- _Direction_
Copy every line from the data below in which the string "Bastin" can be found.

◆ ◆ ◆ ◆

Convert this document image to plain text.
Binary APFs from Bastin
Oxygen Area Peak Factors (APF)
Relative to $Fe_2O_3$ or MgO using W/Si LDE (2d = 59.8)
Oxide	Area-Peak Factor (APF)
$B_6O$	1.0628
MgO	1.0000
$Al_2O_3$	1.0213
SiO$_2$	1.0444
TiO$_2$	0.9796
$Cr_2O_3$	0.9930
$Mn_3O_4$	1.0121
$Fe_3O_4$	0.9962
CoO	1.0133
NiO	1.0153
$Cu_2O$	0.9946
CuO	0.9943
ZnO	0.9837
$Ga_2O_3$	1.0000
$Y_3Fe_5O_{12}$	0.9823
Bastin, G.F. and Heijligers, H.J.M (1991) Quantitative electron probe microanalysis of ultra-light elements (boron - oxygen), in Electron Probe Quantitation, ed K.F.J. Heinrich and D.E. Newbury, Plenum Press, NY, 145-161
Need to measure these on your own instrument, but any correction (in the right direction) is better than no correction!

◆ ◆ ◆ ◆

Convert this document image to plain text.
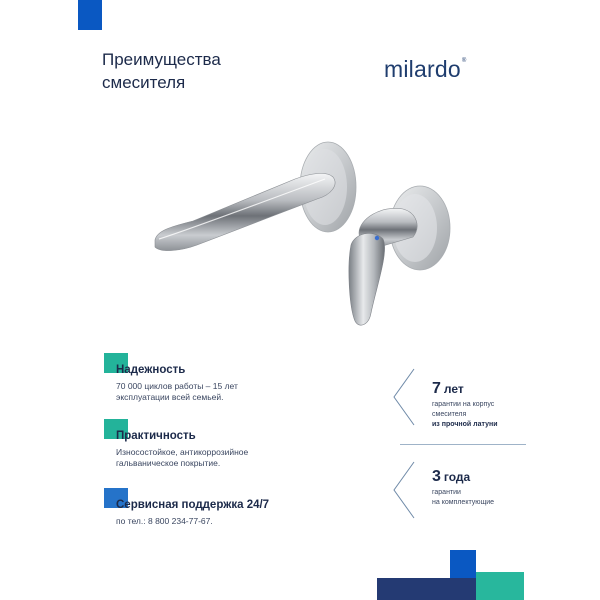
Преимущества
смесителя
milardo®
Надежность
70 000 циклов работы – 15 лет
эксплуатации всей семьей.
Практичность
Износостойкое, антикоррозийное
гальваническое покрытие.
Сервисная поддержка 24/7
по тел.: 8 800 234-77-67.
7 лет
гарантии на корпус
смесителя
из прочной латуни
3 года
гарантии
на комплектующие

◆ ◆ ◆ ◆

- _The output_
Binary APFs from Bastin
Bastin, G.F. and Heijligers, H.J.M (1991) Quantitative electron probe microanalysis of ultra-light elements (boron - oxygen), in Electron Probe Quantitation, ed K.F.J. Heinrich and D.E. Newbury, Plenum Press, NY, 145-161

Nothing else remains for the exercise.